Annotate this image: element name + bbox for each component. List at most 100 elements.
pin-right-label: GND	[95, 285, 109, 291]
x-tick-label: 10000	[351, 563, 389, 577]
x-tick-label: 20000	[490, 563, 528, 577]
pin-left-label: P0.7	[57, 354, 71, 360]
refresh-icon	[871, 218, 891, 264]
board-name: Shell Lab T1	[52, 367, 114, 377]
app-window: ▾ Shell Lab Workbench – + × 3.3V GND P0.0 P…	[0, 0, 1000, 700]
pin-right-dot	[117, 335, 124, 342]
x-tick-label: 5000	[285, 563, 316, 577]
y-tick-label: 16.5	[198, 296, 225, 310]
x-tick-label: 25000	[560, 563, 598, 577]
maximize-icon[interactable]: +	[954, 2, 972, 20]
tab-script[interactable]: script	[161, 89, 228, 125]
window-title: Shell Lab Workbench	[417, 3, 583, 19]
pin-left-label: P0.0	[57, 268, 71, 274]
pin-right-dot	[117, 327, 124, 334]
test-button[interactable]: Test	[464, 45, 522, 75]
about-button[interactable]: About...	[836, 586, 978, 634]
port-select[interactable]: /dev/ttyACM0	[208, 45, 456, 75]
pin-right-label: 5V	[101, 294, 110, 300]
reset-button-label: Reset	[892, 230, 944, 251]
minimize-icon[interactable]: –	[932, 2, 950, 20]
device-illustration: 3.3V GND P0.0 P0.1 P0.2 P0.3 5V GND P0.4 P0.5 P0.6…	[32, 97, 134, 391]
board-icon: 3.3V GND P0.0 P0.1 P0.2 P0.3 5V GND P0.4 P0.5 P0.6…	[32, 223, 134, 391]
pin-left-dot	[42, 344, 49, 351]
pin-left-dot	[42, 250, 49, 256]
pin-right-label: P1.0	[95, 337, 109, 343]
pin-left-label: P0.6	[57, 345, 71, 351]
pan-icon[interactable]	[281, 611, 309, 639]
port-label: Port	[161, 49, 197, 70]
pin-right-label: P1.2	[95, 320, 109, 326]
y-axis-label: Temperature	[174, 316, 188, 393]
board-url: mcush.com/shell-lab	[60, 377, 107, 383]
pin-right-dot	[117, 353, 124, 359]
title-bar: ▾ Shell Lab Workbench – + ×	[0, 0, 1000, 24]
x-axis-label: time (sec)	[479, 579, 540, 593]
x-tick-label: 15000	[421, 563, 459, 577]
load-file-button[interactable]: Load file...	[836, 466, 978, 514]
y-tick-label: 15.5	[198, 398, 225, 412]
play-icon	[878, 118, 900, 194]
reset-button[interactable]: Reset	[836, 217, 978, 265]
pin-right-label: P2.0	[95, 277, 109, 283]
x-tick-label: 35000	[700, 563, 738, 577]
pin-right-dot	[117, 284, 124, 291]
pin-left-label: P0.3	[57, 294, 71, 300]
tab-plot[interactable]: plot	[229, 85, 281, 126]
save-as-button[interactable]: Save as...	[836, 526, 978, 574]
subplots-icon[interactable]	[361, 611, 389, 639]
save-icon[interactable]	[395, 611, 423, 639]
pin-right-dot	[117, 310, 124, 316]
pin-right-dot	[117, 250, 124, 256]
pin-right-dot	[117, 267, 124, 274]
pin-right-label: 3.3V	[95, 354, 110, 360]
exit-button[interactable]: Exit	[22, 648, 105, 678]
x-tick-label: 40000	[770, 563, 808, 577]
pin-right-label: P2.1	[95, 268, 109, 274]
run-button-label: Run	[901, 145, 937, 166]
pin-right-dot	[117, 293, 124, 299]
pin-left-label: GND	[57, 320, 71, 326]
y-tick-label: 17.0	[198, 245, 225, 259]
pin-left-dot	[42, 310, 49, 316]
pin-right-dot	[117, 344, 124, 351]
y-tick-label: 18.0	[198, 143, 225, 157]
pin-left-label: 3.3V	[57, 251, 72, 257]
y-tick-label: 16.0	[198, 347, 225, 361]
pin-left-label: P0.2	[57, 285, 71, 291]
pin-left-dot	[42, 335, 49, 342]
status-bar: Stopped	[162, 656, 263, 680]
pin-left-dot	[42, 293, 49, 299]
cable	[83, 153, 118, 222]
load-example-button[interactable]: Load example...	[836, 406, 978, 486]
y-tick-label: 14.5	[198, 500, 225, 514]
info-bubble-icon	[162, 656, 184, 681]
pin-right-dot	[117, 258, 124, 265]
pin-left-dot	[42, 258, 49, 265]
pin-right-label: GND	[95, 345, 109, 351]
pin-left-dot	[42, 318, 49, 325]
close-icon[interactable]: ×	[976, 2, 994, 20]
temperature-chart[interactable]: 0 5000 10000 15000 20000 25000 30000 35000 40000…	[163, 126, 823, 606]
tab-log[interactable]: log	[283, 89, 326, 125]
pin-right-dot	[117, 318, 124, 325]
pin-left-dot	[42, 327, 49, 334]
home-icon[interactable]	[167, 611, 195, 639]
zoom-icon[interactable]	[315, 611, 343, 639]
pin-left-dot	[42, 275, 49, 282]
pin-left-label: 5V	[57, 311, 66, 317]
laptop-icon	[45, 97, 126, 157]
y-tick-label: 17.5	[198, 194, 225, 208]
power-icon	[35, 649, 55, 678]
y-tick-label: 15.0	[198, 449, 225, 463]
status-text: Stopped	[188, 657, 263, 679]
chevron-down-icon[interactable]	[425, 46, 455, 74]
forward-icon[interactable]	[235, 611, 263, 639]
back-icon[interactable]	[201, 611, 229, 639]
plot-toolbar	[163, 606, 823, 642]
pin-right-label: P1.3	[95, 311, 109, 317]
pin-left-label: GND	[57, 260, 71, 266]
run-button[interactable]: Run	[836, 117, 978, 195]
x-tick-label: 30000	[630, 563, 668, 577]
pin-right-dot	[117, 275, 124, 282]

◆ **TASK**:
Reproduce every one of the records above, line for line and without any change.

◆ **SOLVED EXERCISE**:
Annotate this image: element name + bbox for each component. List at most 100 elements.
pin-right-label: GND	[95, 285, 109, 291]
x-tick-label: 10000	[351, 563, 389, 577]
x-tick-label: 20000	[490, 563, 528, 577]
pin-left-label: P0.7	[57, 354, 71, 360]
refresh-icon	[871, 218, 891, 264]
board-name: Shell Lab T1	[52, 367, 114, 377]
app-window: ▾ Shell Lab Workbench – + × 3.3V GND P0.0 P…	[0, 0, 1000, 700]
pin-right-dot	[117, 335, 124, 342]
x-tick-label: 5000	[285, 563, 316, 577]
y-tick-label: 16.5	[198, 296, 225, 310]
x-tick-label: 25000	[560, 563, 598, 577]
maximize-icon[interactable]: +	[954, 2, 972, 20]
tab-script[interactable]: script	[161, 89, 228, 125]
window-title: Shell Lab Workbench	[417, 3, 583, 19]
pin-left-label: P0.0	[57, 268, 71, 274]
pin-right-dot	[117, 327, 124, 334]
test-button[interactable]: Test	[464, 45, 522, 75]
about-button[interactable]: About...	[836, 586, 978, 634]
port-select[interactable]: /dev/ttyACM0	[208, 45, 456, 75]
pin-right-label: 5V	[101, 294, 110, 300]
reset-button-label: Reset	[892, 230, 944, 251]
minimize-icon[interactable]: –	[932, 2, 950, 20]
device-illustration: 3.3V GND P0.0 P0.1 P0.2 P0.3 5V GND P0.4 P0.5 P0.6…	[32, 97, 134, 391]
board-icon: 3.3V GND P0.0 P0.1 P0.2 P0.3 5V GND P0.4 P0.5 P0.6…	[32, 223, 134, 391]
pin-left-dot	[42, 344, 49, 351]
pin-left-dot	[42, 250, 49, 256]
pin-right-label: P1.0	[95, 337, 109, 343]
pin-left-label: P0.6	[57, 345, 71, 351]
pan-icon[interactable]	[281, 611, 309, 639]
port-label: Port	[161, 49, 197, 70]
pin-right-label: P1.2	[95, 320, 109, 326]
y-axis-label: Temperature	[174, 316, 188, 393]
board-url: mcush.com/shell-lab	[60, 377, 107, 383]
pin-right-dot	[117, 353, 124, 359]
title-bar: ▾ Shell Lab Workbench – + ×	[0, 0, 1000, 24]
x-axis-label: time (sec)	[479, 579, 540, 593]
x-tick-label: 15000	[421, 563, 459, 577]
load-file-button[interactable]: Load file...	[836, 466, 978, 514]
y-tick-label: 15.5	[198, 398, 225, 412]
play-icon	[878, 118, 900, 194]
reset-button[interactable]: Reset	[836, 217, 978, 265]
pin-right-label: P2.0	[95, 277, 109, 283]
x-tick-label: 35000	[700, 563, 738, 577]
pin-right-dot	[117, 284, 124, 291]
pin-left-label: P0.3	[57, 294, 71, 300]
tab-plot[interactable]: plot	[229, 85, 281, 126]
save-as-button[interactable]: Save as...	[836, 526, 978, 574]
subplots-icon[interactable]	[361, 611, 389, 639]
save-icon[interactable]	[395, 611, 423, 639]
pin-right-dot	[117, 310, 124, 316]
pin-right-dot	[117, 250, 124, 256]
pin-right-dot	[117, 267, 124, 274]
pin-right-label: 3.3V	[95, 354, 110, 360]
exit-button[interactable]: Exit	[22, 648, 105, 678]
x-tick-label: 40000	[770, 563, 808, 577]
pin-right-label: P2.1	[95, 268, 109, 274]
run-button-label: Run	[901, 145, 937, 166]
pin-right-dot	[117, 293, 124, 299]
pin-left-label: GND	[57, 320, 71, 326]
y-tick-label: 17.0	[198, 245, 225, 259]
pin-left-dot	[42, 310, 49, 316]
pin-right-dot	[117, 344, 124, 351]
y-tick-label: 18.0	[198, 143, 225, 157]
pin-left-label: 3.3V	[57, 251, 72, 257]
y-tick-label: 16.0	[198, 347, 225, 361]
pin-left-label: P0.2	[57, 285, 71, 291]
pin-left-dot	[42, 335, 49, 342]
status-bar: Stopped	[162, 656, 263, 680]
pin-left-dot	[42, 293, 49, 299]
cable	[83, 153, 118, 222]
load-example-button[interactable]: Load example...	[836, 406, 978, 486]
y-tick-label: 14.5	[198, 500, 225, 514]
info-bubble-icon	[162, 656, 184, 681]
pin-right-dot	[117, 258, 124, 265]
pin-left-dot	[42, 258, 49, 265]
pin-right-label: GND	[95, 345, 109, 351]
pin-left-dot	[42, 318, 49, 325]
close-icon[interactable]: ×	[976, 2, 994, 20]
temperature-chart[interactable]: 0 5000 10000 15000 20000 25000 30000 35000 40000…	[163, 126, 823, 606]
tab-log[interactable]: log	[283, 89, 326, 125]
pin-right-dot	[117, 318, 124, 325]
pin-left-dot	[42, 327, 49, 334]
home-icon[interactable]	[167, 611, 195, 639]
zoom-icon[interactable]	[315, 611, 343, 639]
pin-left-dot	[42, 275, 49, 282]
pin-left-label: 5V	[57, 311, 66, 317]
laptop-icon	[45, 97, 126, 157]
y-tick-label: 17.5	[198, 194, 225, 208]
power-icon	[35, 649, 55, 678]
y-tick-label: 15.0	[198, 449, 225, 463]
status-text: Stopped	[188, 657, 263, 679]
chevron-down-icon[interactable]	[425, 46, 455, 74]
forward-icon[interactable]	[235, 611, 263, 639]
back-icon[interactable]	[201, 611, 229, 639]
plot-toolbar	[163, 606, 823, 642]
pin-right-label: P1.3	[95, 311, 109, 317]
pin-left-label: GND	[57, 260, 71, 266]
run-button[interactable]: Run	[836, 117, 978, 195]
x-tick-label: 30000	[630, 563, 668, 577]
pin-right-dot	[117, 275, 124, 282]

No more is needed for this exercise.